• [Work to do]: Return every line of the data below that includes the string "title".

Records about charts and figures
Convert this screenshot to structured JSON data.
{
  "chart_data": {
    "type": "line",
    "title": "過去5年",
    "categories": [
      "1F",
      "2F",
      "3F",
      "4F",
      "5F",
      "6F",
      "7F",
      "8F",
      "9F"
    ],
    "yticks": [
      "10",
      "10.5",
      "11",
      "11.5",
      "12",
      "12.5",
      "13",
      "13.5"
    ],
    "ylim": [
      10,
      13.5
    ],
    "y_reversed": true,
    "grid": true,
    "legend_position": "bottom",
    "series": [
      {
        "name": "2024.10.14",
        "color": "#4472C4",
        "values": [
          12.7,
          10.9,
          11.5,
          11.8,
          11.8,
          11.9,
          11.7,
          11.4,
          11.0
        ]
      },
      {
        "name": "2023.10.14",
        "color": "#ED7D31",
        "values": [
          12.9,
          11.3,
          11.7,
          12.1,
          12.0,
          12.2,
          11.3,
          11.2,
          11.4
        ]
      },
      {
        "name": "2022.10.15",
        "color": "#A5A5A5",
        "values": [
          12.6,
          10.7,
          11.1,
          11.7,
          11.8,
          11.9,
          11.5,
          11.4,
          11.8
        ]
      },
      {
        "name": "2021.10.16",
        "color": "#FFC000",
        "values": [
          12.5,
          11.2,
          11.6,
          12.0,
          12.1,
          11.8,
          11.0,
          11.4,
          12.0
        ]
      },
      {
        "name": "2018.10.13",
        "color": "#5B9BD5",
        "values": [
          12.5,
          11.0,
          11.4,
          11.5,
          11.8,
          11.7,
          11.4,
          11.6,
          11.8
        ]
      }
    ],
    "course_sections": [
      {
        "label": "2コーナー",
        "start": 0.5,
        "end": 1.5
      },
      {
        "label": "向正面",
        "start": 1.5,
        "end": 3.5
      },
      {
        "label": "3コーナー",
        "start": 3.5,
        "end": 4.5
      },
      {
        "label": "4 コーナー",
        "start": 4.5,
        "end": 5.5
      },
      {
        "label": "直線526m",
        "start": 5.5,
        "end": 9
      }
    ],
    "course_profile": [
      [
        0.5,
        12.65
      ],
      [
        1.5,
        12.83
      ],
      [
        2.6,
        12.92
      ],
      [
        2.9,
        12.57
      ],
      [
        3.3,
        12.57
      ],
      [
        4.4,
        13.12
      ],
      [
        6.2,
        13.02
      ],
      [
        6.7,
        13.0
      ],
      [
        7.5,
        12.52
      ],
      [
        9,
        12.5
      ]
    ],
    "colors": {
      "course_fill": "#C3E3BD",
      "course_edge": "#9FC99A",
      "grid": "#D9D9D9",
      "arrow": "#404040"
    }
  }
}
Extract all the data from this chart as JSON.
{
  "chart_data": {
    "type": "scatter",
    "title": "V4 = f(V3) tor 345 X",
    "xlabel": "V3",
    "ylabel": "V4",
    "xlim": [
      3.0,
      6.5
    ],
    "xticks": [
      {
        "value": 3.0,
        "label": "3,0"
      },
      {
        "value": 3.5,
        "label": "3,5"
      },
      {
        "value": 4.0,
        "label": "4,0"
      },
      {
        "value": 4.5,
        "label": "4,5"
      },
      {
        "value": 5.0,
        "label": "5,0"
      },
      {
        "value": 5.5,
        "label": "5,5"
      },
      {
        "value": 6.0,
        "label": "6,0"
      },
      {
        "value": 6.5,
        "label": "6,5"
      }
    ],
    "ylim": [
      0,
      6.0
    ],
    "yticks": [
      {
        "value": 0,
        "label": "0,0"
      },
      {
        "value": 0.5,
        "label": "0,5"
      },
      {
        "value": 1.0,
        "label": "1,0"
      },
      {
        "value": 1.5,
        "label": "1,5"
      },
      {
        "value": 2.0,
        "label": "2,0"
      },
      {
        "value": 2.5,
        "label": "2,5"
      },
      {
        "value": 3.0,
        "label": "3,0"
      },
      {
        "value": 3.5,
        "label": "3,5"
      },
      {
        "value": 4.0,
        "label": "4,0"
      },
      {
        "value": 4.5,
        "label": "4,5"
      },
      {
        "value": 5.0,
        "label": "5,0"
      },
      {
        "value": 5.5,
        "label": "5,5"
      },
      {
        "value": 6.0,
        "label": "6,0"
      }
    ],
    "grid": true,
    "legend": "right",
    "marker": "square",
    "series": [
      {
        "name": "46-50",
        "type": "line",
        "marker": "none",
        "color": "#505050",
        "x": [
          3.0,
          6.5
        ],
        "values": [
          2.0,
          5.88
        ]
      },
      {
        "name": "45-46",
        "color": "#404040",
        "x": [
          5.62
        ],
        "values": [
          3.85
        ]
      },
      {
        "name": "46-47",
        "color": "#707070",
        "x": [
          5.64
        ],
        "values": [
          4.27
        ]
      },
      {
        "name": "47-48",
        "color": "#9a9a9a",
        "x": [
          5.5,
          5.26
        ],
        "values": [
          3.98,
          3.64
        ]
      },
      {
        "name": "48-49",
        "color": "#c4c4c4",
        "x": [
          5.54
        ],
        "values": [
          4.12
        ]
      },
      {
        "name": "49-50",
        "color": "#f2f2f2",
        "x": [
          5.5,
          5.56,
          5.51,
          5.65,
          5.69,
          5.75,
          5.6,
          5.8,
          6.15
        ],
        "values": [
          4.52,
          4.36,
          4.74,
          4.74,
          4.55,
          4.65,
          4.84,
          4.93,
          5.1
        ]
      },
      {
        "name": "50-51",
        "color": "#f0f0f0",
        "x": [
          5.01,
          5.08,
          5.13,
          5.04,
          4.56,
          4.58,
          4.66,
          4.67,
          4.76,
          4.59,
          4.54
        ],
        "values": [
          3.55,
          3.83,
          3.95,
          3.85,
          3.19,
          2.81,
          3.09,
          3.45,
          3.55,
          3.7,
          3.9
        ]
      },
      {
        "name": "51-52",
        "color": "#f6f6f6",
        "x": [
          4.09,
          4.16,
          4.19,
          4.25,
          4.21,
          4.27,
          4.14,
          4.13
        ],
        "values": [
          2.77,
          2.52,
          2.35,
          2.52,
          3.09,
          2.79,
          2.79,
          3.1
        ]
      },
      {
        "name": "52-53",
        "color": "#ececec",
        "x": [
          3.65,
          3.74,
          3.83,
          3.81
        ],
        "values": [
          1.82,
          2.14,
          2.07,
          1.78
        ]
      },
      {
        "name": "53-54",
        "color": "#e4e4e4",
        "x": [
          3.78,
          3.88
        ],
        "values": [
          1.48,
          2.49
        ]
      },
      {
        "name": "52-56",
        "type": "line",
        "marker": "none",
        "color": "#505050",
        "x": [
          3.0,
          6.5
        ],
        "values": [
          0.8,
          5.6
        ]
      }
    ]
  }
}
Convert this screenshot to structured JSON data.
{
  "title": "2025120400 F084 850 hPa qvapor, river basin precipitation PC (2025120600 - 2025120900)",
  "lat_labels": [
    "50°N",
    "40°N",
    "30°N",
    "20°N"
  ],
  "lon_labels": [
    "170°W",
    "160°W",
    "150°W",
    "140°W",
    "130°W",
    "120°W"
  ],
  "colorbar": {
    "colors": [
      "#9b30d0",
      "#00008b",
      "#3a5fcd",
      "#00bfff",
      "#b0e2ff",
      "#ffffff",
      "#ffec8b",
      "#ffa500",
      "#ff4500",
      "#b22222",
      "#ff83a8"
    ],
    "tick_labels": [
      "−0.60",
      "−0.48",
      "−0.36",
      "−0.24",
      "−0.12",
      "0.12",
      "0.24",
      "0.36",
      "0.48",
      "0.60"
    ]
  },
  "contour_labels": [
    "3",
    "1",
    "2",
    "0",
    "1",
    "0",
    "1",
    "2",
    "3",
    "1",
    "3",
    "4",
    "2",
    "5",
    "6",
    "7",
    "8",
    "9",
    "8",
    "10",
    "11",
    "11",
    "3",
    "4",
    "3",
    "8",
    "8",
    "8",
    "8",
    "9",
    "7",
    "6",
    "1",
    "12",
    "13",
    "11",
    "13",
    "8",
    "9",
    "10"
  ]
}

• [Task response]:
    "title": "過去5年",
    "title": "V4 = f(V3) tor 345 X",
  "title": "2025120400 F084 850 hPa qvapor, river basin precipitation PC (2025120600 - 2025120900)",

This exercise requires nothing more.